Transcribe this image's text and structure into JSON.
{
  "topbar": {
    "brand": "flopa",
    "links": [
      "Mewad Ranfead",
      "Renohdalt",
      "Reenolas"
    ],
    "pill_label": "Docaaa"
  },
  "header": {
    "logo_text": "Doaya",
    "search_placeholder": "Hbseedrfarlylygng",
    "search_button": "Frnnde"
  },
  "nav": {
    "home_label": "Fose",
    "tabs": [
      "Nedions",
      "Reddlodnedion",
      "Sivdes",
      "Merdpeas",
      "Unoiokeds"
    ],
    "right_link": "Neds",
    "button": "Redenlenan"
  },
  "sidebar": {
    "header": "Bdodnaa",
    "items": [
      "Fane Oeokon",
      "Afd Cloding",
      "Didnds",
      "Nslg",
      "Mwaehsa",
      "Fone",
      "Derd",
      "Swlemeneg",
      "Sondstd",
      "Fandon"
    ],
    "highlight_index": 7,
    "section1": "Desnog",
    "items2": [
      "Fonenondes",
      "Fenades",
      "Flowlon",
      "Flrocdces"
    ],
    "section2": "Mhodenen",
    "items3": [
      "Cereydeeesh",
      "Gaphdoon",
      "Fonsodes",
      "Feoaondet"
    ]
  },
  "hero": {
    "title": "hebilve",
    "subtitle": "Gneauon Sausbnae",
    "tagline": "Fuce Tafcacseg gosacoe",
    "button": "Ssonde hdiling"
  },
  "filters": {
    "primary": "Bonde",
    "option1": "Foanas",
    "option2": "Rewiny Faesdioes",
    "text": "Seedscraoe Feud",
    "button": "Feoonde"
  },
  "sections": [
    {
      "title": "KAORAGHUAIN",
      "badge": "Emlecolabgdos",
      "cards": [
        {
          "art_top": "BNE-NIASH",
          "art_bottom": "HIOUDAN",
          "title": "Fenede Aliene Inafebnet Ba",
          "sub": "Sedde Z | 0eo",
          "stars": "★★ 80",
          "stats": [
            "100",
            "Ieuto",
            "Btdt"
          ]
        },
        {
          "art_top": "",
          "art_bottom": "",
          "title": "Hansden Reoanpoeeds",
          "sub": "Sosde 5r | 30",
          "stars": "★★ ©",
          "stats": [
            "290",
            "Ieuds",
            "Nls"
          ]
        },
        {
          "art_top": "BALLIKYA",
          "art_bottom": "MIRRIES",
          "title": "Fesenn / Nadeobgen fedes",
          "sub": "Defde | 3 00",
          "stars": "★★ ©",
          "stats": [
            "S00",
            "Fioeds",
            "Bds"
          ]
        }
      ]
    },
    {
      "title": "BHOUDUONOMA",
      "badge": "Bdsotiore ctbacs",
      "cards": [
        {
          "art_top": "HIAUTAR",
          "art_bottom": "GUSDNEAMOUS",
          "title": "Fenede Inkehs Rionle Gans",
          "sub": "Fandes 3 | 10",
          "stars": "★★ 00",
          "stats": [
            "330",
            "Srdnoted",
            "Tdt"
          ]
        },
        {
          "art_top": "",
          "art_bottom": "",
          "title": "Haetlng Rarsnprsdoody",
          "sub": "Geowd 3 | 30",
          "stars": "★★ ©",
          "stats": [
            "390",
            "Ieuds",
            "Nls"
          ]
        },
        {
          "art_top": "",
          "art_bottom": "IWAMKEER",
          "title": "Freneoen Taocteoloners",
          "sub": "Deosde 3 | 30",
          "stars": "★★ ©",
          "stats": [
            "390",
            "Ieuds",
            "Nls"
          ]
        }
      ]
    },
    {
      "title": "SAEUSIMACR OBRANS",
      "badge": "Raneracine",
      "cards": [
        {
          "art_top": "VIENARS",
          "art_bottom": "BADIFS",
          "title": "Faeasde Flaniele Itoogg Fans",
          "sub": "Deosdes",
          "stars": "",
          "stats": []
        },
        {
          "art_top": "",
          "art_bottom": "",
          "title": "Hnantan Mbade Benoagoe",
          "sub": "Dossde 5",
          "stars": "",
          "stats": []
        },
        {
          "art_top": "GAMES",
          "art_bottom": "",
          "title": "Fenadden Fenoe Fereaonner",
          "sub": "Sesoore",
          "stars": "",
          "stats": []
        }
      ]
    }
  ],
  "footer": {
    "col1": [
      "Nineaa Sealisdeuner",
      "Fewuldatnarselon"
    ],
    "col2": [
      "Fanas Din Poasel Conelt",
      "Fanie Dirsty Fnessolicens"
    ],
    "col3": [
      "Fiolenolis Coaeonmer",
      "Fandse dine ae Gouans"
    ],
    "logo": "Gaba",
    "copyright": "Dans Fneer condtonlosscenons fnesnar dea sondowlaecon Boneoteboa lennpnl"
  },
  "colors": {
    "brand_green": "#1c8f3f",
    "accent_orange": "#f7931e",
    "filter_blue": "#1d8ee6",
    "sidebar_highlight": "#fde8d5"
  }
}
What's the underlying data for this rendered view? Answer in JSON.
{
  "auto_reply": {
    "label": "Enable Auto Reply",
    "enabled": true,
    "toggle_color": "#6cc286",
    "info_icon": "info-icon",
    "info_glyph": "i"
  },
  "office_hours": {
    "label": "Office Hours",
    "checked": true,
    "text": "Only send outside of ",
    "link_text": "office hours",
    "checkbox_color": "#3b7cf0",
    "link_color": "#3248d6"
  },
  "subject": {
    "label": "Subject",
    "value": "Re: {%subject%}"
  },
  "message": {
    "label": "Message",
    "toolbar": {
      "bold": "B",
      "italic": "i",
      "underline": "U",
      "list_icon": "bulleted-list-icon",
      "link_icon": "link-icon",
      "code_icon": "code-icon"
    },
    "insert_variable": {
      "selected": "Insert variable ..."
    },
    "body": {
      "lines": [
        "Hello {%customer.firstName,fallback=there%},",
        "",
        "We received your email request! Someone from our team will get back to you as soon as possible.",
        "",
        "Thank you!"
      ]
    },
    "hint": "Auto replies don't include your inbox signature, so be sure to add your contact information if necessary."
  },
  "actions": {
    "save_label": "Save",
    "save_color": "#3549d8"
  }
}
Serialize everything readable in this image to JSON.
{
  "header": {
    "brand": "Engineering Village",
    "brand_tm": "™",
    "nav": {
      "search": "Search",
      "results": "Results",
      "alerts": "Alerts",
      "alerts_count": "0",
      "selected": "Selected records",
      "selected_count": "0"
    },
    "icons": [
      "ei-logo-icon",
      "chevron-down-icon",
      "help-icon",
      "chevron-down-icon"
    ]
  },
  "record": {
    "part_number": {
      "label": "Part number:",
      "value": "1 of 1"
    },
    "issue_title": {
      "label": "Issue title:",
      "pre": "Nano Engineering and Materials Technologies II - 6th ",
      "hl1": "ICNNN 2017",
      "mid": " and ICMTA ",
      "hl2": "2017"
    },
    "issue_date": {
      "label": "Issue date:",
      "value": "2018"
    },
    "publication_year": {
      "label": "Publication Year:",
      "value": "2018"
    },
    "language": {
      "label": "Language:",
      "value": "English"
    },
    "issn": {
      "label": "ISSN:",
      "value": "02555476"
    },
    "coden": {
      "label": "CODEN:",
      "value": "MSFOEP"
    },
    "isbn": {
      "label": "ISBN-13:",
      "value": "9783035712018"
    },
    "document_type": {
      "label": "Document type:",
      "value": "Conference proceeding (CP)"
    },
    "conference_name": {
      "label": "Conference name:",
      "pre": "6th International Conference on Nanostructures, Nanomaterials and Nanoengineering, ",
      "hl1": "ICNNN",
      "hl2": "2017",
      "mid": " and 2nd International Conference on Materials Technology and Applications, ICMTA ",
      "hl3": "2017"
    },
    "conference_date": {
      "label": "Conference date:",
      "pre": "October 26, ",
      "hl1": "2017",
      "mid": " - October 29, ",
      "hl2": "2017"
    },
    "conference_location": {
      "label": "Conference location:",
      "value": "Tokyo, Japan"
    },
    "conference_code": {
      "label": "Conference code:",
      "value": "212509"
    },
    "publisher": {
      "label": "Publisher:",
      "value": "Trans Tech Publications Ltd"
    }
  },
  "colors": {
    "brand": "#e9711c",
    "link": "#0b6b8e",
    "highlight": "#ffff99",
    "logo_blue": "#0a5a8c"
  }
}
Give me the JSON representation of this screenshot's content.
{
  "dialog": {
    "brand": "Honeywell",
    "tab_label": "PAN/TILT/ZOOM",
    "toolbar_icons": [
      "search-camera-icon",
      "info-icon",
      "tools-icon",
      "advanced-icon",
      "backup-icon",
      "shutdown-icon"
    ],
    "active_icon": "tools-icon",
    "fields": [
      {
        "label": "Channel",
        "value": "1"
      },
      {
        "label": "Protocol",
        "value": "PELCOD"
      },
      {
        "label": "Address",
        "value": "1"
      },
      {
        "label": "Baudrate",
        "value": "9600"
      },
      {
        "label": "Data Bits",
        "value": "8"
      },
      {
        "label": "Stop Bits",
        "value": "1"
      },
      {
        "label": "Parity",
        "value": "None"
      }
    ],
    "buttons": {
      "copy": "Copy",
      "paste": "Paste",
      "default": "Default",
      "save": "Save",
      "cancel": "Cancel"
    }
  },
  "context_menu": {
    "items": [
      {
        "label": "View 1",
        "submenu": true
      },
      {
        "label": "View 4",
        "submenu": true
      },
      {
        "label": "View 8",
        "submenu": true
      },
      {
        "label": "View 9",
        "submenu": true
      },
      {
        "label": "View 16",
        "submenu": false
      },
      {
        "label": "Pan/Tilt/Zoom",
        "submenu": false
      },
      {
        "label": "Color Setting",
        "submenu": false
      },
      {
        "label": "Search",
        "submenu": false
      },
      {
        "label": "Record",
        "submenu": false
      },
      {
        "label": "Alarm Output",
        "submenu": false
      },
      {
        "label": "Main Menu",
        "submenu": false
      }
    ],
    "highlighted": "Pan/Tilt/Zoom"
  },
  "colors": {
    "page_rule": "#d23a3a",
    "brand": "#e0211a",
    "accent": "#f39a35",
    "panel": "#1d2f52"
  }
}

·····

--- WHAT THE TASK ASKS ---
Return all lines containing the word "Fenede".

--- FINISHED EXERCISE ---
          "title": "Fenede Aliene Inafebnet Ba",
          "title": "Fenede Inkehs Rionle Gans",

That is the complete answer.